Provided entries:

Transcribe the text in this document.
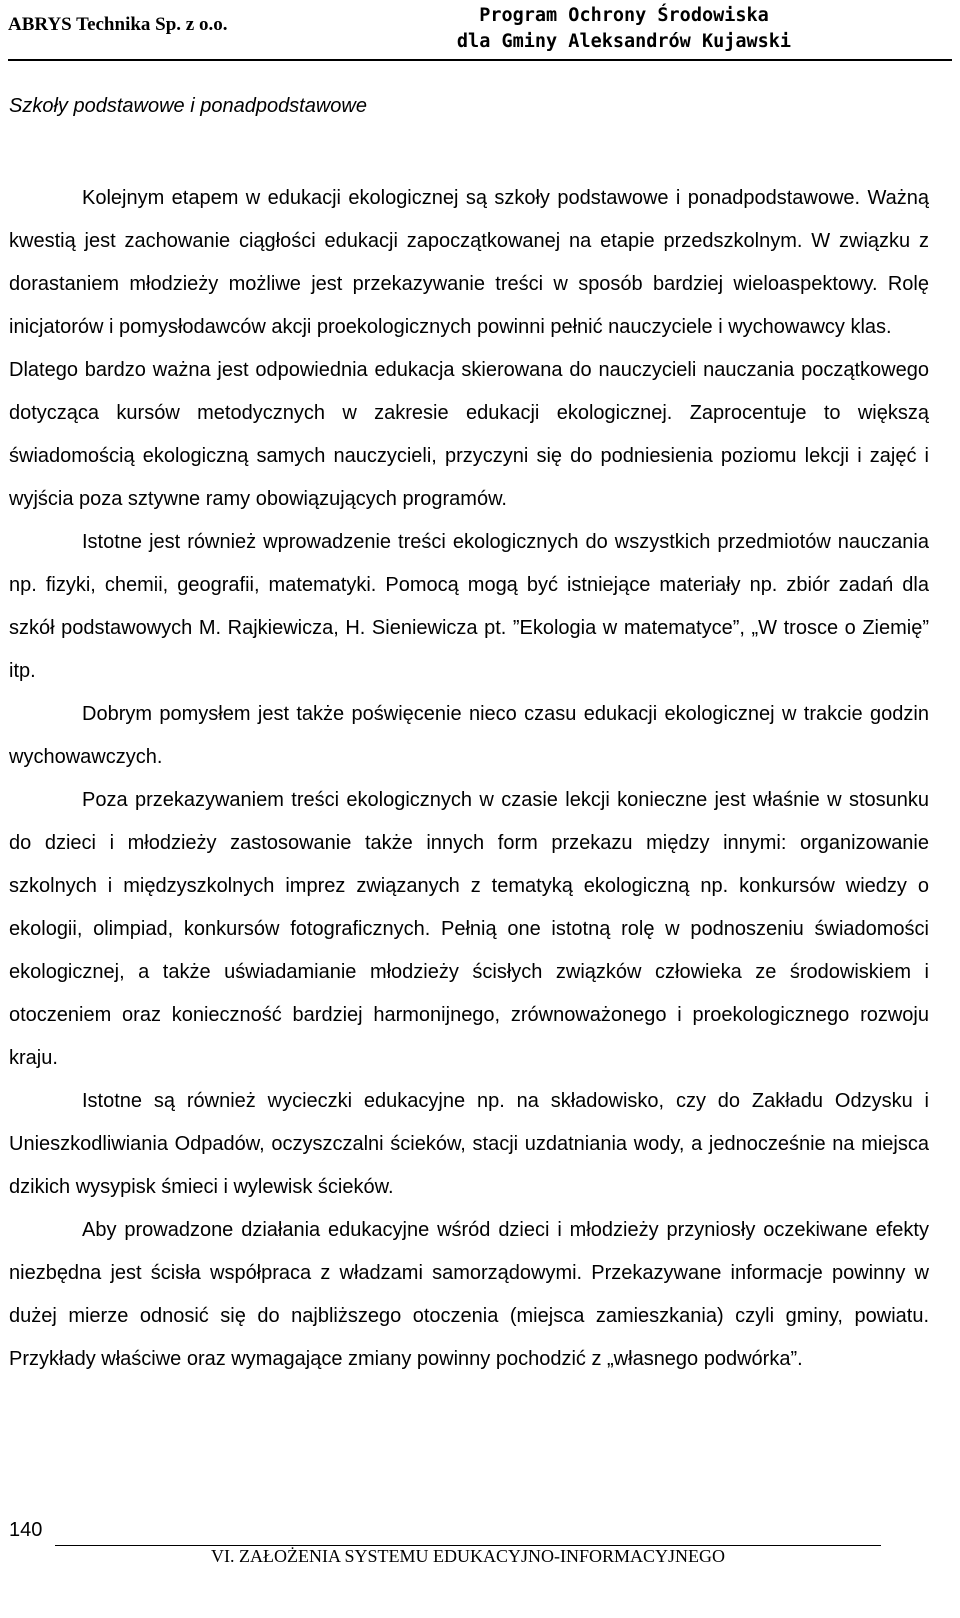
ABRYS Technika Sp. z o.o.	Program Ochrony Środowiska
dla Gminy Aleksandrów Kujawski
Szkoły podstawowe i ponadpodstawowe

Kolejnym etapem w edukacji ekologicznej są szkoły podstawowe i ponadpodstawowe. Ważną kwestią jest zachowanie ciągłości edukacji zapoczątkowanej na etapie przedszkolnym. W związku z dorastaniem młodzieży możliwe jest przekazywanie treści w sposób bardziej wieloaspektowy. Rolę inicjatorów i pomysłodawców akcji proekologicznych powinni pełnić nauczyciele i wychowawcy klas.

Dlatego bardzo ważna jest odpowiednia edukacja skierowana do nauczycieli nauczania początkowego dotycząca kursów metodycznych w zakresie edukacji ekologicznej. Zaprocentuje to większą świadomością ekologiczną samych nauczycieli, przyczyni się do podniesienia poziomu lekcji i zajęć i wyjścia poza sztywne ramy obowiązujących programów.

Istotne jest również wprowadzenie treści ekologicznych do wszystkich przedmiotów nauczania np. fizyki, chemii, geografii, matematyki. Pomocą mogą być istniejące materiały np. zbiór zadań dla szkół podstawowych M. Rajkiewicza, H. Sieniewicza pt. ”Ekologia w matematyce”, „W trosce o Ziemię” itp.

Dobrym pomysłem jest także poświęcenie nieco czasu edukacji ekologicznej w trakcie godzin wychowawczych.

Poza przekazywaniem treści ekologicznych w czasie lekcji konieczne jest właśnie w stosunku do dzieci i młodzieży zastosowanie także innych form przekazu między innymi: organizowanie szkolnych i międzyszkolnych imprez związanych z tematyką ekologiczną np. konkursów wiedzy o ekologii, olimpiad, konkursów fotograficznych. Pełnią one istotną rolę w podnoszeniu świadomości ekologicznej, a także uświadamianie młodzieży ścisłych związków człowieka ze środowiskiem i otoczeniem oraz konieczność bardziej harmonijnego, zrównoważonego i proekologicznego rozwoju kraju.

Istotne są również wycieczki edukacyjne np. na składowisko, czy do Zakładu Odzysku i Unieszkodliwiania Odpadów, oczyszczalni ścieków, stacji uzdatniania wody, a jednocześnie na miejsca dzikich wysypisk śmieci i wylewisk ścieków.

Aby prowadzone działania edukacyjne wśród dzieci i młodzieży przyniosły oczekiwane efekty niezbędna jest ścisła współpraca z władzami samorządowymi. Przekazywane informacje powinny w dużej mierze odnosić się do najbliższego otoczenia (miejsca zamieszkania) czyli gminy, powiatu. Przykłady właściwe oraz wymagające zmiany powinny pochodzić z „własnego podwórka”.

140
VI. ZAŁOŻENIA SYSTEMU EDUKACYJNO-INFORMACYJNEGO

What you need to do: Gather all lines where the word "ekologiczną" appears.

Reply:
Dlatego bardzo ważna jest odpowiednia edukacja skierowana do nauczycieli nauczania początkowego dotycząca kursów metodycznych w zakresie edukacji ekologicznej. Zaprocentuje to większą świadomością ekologiczną samych nauczycieli, przyczyni się do podniesienia poziomu lekcji i zajęć i wyjścia poza sztywne ramy obowiązujących programów.
Poza przekazywaniem treści ekologicznych w czasie lekcji konieczne jest właśnie w stosunku do dzieci i młodzieży zastosowanie także innych form przekazu między innymi: organizowanie szkolnych i międzyszkolnych imprez związanych z tematyką ekologiczną np. konkursów wiedzy o ekologii, olimpiad, konkursów fotograficznych. Pełnią one istotną rolę w podnoszeniu świadomości ekologicznej, a także uświadamianie młodzieży ścisłych związków człowieka ze środowiskiem i otoczeniem oraz konieczność bardziej harmonijnego, zrównoważonego i proekologicznego rozwoju kraju.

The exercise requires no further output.